Instruction -> Copy the records that follow exactly as written, but not their pictures.
>> Begin Data shown
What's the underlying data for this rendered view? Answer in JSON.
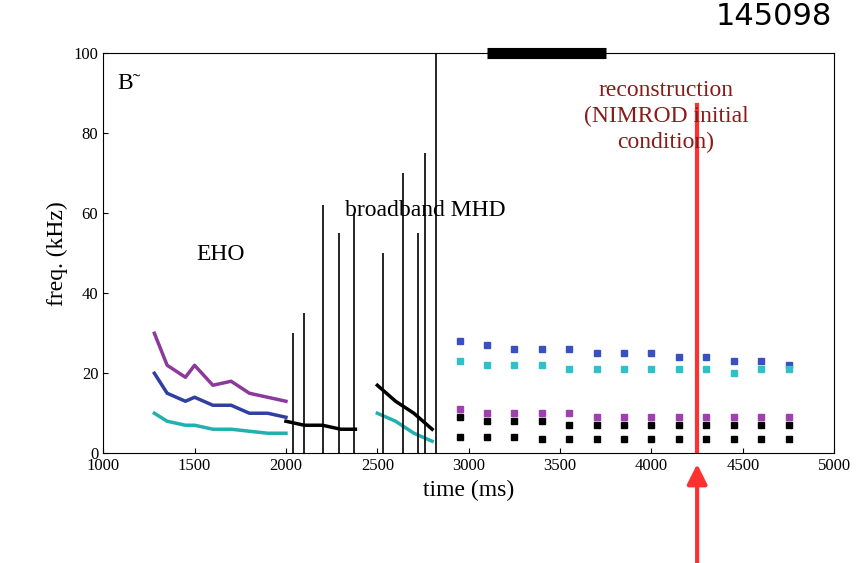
{
  "chart_data": {
    "type": "spectrogram",
    "title": "145098",
    "x_label": "time (ms)",
    "y_label": "freq. (kHz)",
    "xlim": [
      1000,
      5000
    ],
    "ylim": [
      0,
      100
    ],
    "xticks": [
      1000,
      1500,
      2000,
      2500,
      3000,
      3500,
      4000,
      4500,
      5000
    ],
    "yticks": [
      0,
      20,
      40,
      60,
      80,
      100
    ],
    "grid": false,
    "panel_label": "B̃",
    "annotations": [
      {
        "text": "EHO"
      },
      {
        "text": "broadband MHD"
      },
      {
        "text": "reconstruction\n(NIMROD initial\ncondition)",
        "color": "#8b1a1a"
      }
    ],
    "reconstruction_time": 4250,
    "reconstruction_color": "#ff3030",
    "highlight_interval": [
      3100,
      3750
    ],
    "series": [
      {
        "type": "line",
        "color": "#8b3a9b",
        "x": [
          1280,
          1350,
          1450,
          1500,
          1600,
          1700,
          1800,
          1900,
          2000
        ],
        "values": [
          30,
          22,
          19,
          22,
          17,
          18,
          15,
          14,
          13
        ]
      },
      {
        "type": "line",
        "color": "#3040a0",
        "x": [
          1280,
          1350,
          1450,
          1500,
          1600,
          1700,
          1800,
          1900,
          2000
        ],
        "values": [
          20,
          15,
          13,
          14,
          12,
          12,
          10,
          10,
          9
        ]
      },
      {
        "type": "line",
        "color": "#20b0b0",
        "x": [
          1280,
          1350,
          1450,
          1500,
          1600,
          1700,
          1800,
          1900,
          2000
        ],
        "values": [
          10,
          8,
          7,
          7,
          6,
          6,
          5.5,
          5,
          5
        ]
      },
      {
        "type": "line",
        "color": "#000000",
        "x": [
          2000,
          2100,
          2200,
          2300,
          2380
        ],
        "values": [
          8,
          7,
          7,
          6,
          6
        ]
      },
      {
        "type": "line",
        "color": "#000000",
        "x": [
          2500,
          2600,
          2700,
          2800
        ],
        "values": [
          17,
          13,
          10,
          6
        ]
      },
      {
        "type": "line",
        "color": "#20b0b0",
        "x": [
          2500,
          2600,
          2700,
          2800
        ],
        "values": [
          10,
          8,
          5,
          3
        ]
      },
      {
        "type": "vlines",
        "color": "#000000",
        "x": [
          2040,
          2100,
          2200,
          2290,
          2370,
          2530,
          2640,
          2720,
          2760,
          2820
        ],
        "values": [
          30,
          35,
          62,
          55,
          60,
          50,
          70,
          55,
          75,
          100
        ]
      },
      {
        "type": "scatter",
        "color": "#3a4fc0",
        "marker": "s",
        "x": [
          2950,
          3100,
          3250,
          3400,
          3550,
          3700,
          3850,
          4000,
          4150,
          4300,
          4450,
          4600,
          4750
        ],
        "values": [
          28,
          27,
          26,
          26,
          26,
          25,
          25,
          25,
          24,
          24,
          23,
          23,
          22
        ]
      },
      {
        "type": "scatter",
        "color": "#30c0c8",
        "marker": "s",
        "x": [
          2950,
          3100,
          3250,
          3400,
          3550,
          3700,
          3850,
          4000,
          4150,
          4300,
          4450,
          4600,
          4750
        ],
        "values": [
          23,
          22,
          22,
          22,
          21,
          21,
          21,
          21,
          21,
          21,
          20,
          21,
          21
        ]
      },
      {
        "type": "scatter",
        "color": "#a040b0",
        "marker": "s",
        "x": [
          2950,
          3100,
          3250,
          3400,
          3550,
          3700,
          3850,
          4000,
          4150,
          4300,
          4450,
          4600,
          4750
        ],
        "values": [
          11,
          10,
          10,
          10,
          10,
          9,
          9,
          9,
          9,
          9,
          9,
          9,
          9
        ]
      },
      {
        "type": "scatter",
        "color": "#000000",
        "marker": "s",
        "x": [
          2950,
          3100,
          3250,
          3400,
          3550,
          3700,
          3850,
          4000,
          4150,
          4300,
          4450,
          4600,
          4750
        ],
        "values": [
          9,
          8,
          8,
          8,
          7,
          7,
          7,
          7,
          7,
          7,
          7,
          7,
          7
        ]
      },
      {
        "type": "scatter",
        "color": "#000000",
        "marker": "s",
        "x": [
          2950,
          3100,
          3250,
          3400,
          3550,
          3700,
          3850,
          4000,
          4150,
          4300,
          4450,
          4600,
          4750
        ],
        "values": [
          4,
          4,
          4,
          3.5,
          3.5,
          3.5,
          3.5,
          3.5,
          3.5,
          3.5,
          3.5,
          3.5,
          3.5
        ]
      }
    ]
  }
}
>> End Data shown
Exercise result ->
What's the underlying data for this rendered view? Answer in JSON.
{
  "chart_data": {
    "type": "spectrogram",
    "title": "145098",
    "x_label": "time (ms)",
    "y_label": "freq. (kHz)",
    "xlim": [
      1000,
      5000
    ],
    "ylim": [
      0,
      100
    ],
    "xticks": [
      1000,
      1500,
      2000,
      2500,
      3000,
      3500,
      4000,
      4500,
      5000
    ],
    "yticks": [
      0,
      20,
      40,
      60,
      80,
      100
    ],
    "grid": false,
    "panel_label": "B̃",
    "annotations": [
      {
        "text": "EHO"
      },
      {
        "text": "broadband MHD"
      },
      {
        "text": "reconstruction\n(NIMROD initial\ncondition)",
        "color": "#8b1a1a"
      }
    ],
    "reconstruction_time": 4250,
    "reconstruction_color": "#ff3030",
    "highlight_interval": [
      3100,
      3750
    ],
    "series": [
      {
        "type": "line",
        "color": "#8b3a9b",
        "x": [
          1280,
          1350,
          1450,
          1500,
          1600,
          1700,
          1800,
          1900,
          2000
        ],
        "values": [
          30,
          22,
          19,
          22,
          17,
          18,
          15,
          14,
          13
        ]
      },
      {
        "type": "line",
        "color": "#3040a0",
        "x": [
          1280,
          1350,
          1450,
          1500,
          1600,
          1700,
          1800,
          1900,
          2000
        ],
        "values": [
          20,
          15,
          13,
          14,
          12,
          12,
          10,
          10,
          9
        ]
      },
      {
        "type": "line",
        "color": "#20b0b0",
        "x": [
          1280,
          1350,
          1450,
          1500,
          1600,
          1700,
          1800,
          1900,
          2000
        ],
        "values": [
          10,
          8,
          7,
          7,
          6,
          6,
          5.5,
          5,
          5
        ]
      },
      {
        "type": "line",
        "color": "#000000",
        "x": [
          2000,
          2100,
          2200,
          2300,
          2380
        ],
        "values": [
          8,
          7,
          7,
          6,
          6
        ]
      },
      {
        "type": "line",
        "color": "#000000",
        "x": [
          2500,
          2600,
          2700,
          2800
        ],
        "values": [
          17,
          13,
          10,
          6
        ]
      },
      {
        "type": "line",
        "color": "#20b0b0",
        "x": [
          2500,
          2600,
          2700,
          2800
        ],
        "values": [
          10,
          8,
          5,
          3
        ]
      },
      {
        "type": "vlines",
        "color": "#000000",
        "x": [
          2040,
          2100,
          2200,
          2290,
          2370,
          2530,
          2640,
          2720,
          2760,
          2820
        ],
        "values": [
          30,
          35,
          62,
          55,
          60,
          50,
          70,
          55,
          75,
          100
        ]
      },
      {
        "type": "scatter",
        "color": "#3a4fc0",
        "marker": "s",
        "x": [
          2950,
          3100,
          3250,
          3400,
          3550,
          3700,
          3850,
          4000,
          4150,
          4300,
          4450,
          4600,
          4750
        ],
        "values": [
          28,
          27,
          26,
          26,
          26,
          25,
          25,
          25,
          24,
          24,
          23,
          23,
          22
        ]
      },
      {
        "type": "scatter",
        "color": "#30c0c8",
        "marker": "s",
        "x": [
          2950,
          3100,
          3250,
          3400,
          3550,
          3700,
          3850,
          4000,
          4150,
          4300,
          4450,
          4600,
          4750
        ],
        "values": [
          23,
          22,
          22,
          22,
          21,
          21,
          21,
          21,
          21,
          21,
          20,
          21,
          21
        ]
      },
      {
        "type": "scatter",
        "color": "#a040b0",
        "marker": "s",
        "x": [
          2950,
          3100,
          3250,
          3400,
          3550,
          3700,
          3850,
          4000,
          4150,
          4300,
          4450,
          4600,
          4750
        ],
        "values": [
          11,
          10,
          10,
          10,
          10,
          9,
          9,
          9,
          9,
          9,
          9,
          9,
          9
        ]
      },
      {
        "type": "scatter",
        "color": "#000000",
        "marker": "s",
        "x": [
          2950,
          3100,
          3250,
          3400,
          3550,
          3700,
          3850,
          4000,
          4150,
          4300,
          4450,
          4600,
          4750
        ],
        "values": [
          9,
          8,
          8,
          8,
          7,
          7,
          7,
          7,
          7,
          7,
          7,
          7,
          7
        ]
      },
      {
        "type": "scatter",
        "color": "#000000",
        "marker": "s",
        "x": [
          2950,
          3100,
          3250,
          3400,
          3550,
          3700,
          3850,
          4000,
          4150,
          4300,
          4450,
          4600,
          4750
        ],
        "values": [
          4,
          4,
          4,
          3.5,
          3.5,
          3.5,
          3.5,
          3.5,
          3.5,
          3.5,
          3.5,
          3.5,
          3.5
        ]
      }
    ]
  }
}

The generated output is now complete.